Directives:
1 – Rewrite the jet engine spirals article from "The spirals I’m" to "around each engine.", putting "airport staff" in place of "ground crew".
2 – According to the jet engine spirals article, how large is the danger zone around each engine of a Boeing 737 running at idle power?
3 – List every term the jet engine spirals article uses for the people who work on or around the planes on the ground.
[start of Page extract]
Why These Spirals In Jet Engines Help Save Your Life

jet engine spirals

Have you ever noticed those little white spirals in the center of airplane engines and wondered what they are? They aren’t just there to look cool, they actually have a very important purpose. Do you know what that purpose is? Wonder no more: I’m about to solve the mystery of jet engine spirals for you.

The spirals I’m referring to can be seen on the aerodynamically shaped cones which cover fan blade mounts in jet engines. Many of the biggest plane engine manufacturers have been painting spirals on them for decades, and the practice actually dates all the way back to World War Two when spirals were often painted on the propeller cones of fighter jets.

© Subsim

The benefits of the spirals are actually two-fold. The primary reason is for the safety of the ground crew, to give the maintenance team a visual sign that the engines are running. Even when engines are only running at idle power their pull is still extremely strong so the danger zone of a Boeing 737 is nine feet around each engine.

When the engines are running above idle power this area increases to 14 feet, and for larger airplanes with larger engines workers need to stay even further away. Any person that enters this danger zone risks the horrifying fate of ending up inside the engine. So, it’s extremely important that maintenance people know whether or not one is running.
[end of Page extract]
[start of Data provided]
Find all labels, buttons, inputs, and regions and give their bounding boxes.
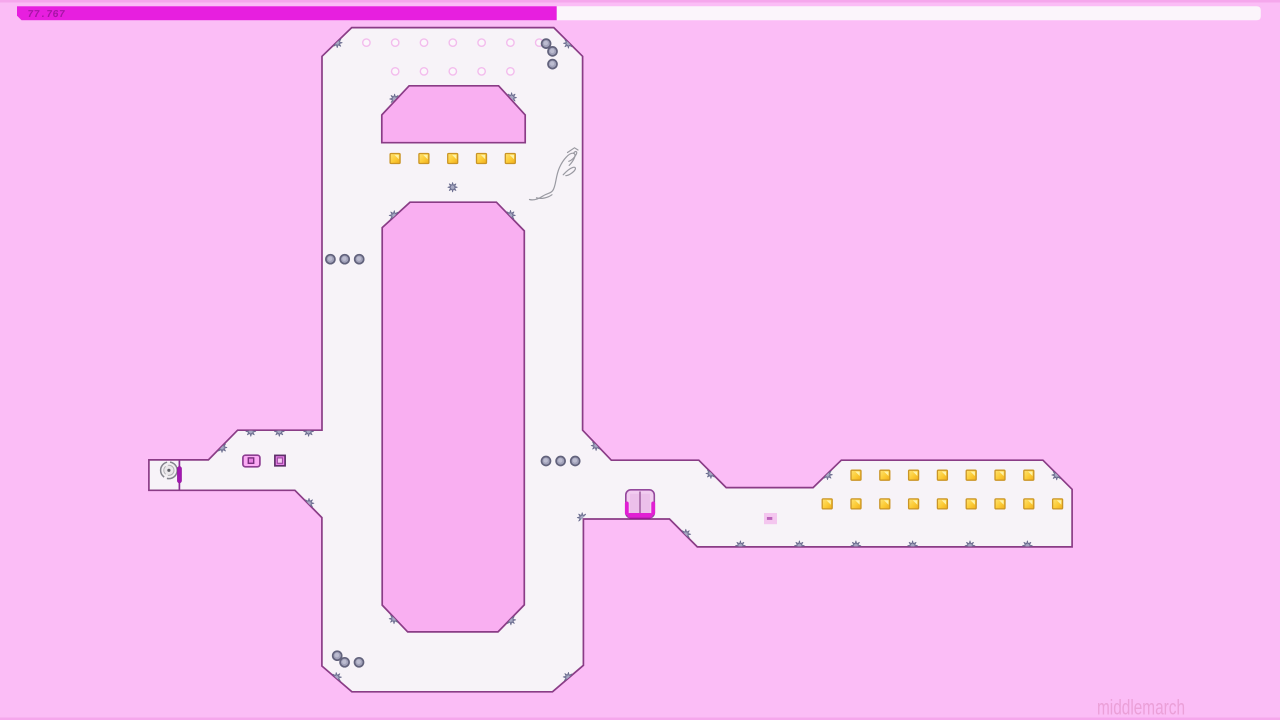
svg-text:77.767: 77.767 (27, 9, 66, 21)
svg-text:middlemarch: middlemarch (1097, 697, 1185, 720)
[end of Data provided]
[start of Data provided]
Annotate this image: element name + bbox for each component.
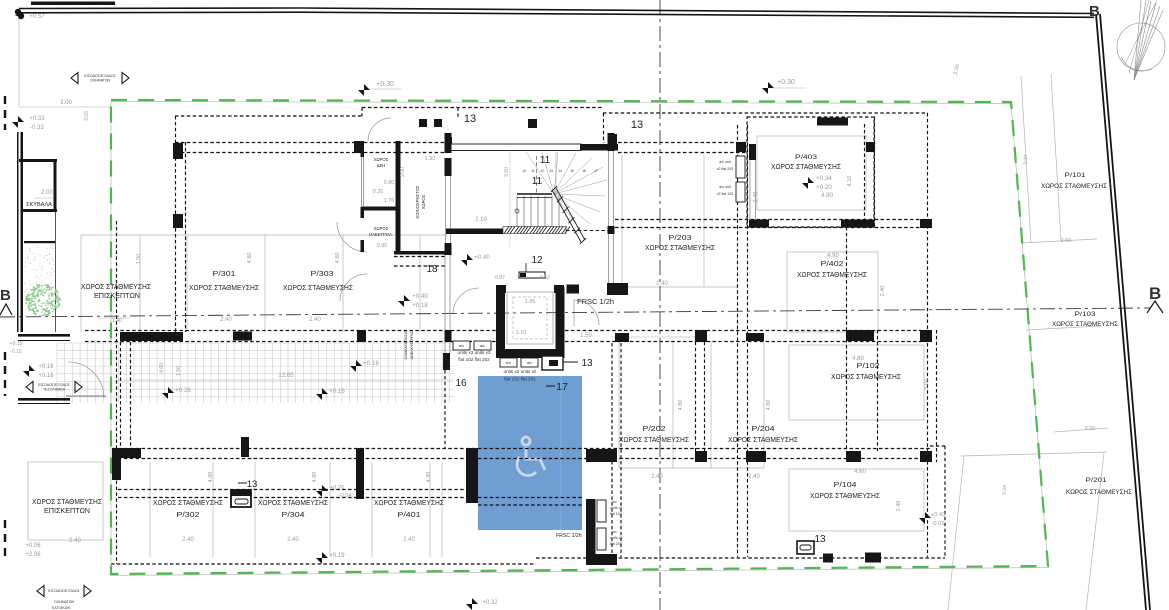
[end of Data provided]
Solutions in order:
1 –
The spirals I’m referring to can be seen on the aerodynamically shaped cones which cover fan blade mounts in jet engines. Many of the biggest plane engine manufacturers have been painting spirals on them for decades, and the practice actually dates all the way back to World War Two when spirals were often painted on the propeller cones of fighter jets.

© Subsim

The benefits of the spirals are actually two-fold. The primary reason is for the safety of the airport staff, to give the maintenance team a visual sign that the engines are running. Even when engines are only running at idle power their pull is still extremely strong so the danger zone of a Boeing 737 is nine feet around each engine.

2 – Nine feet around each engine.

3 – ground crew, maintenance team, workers, maintenance people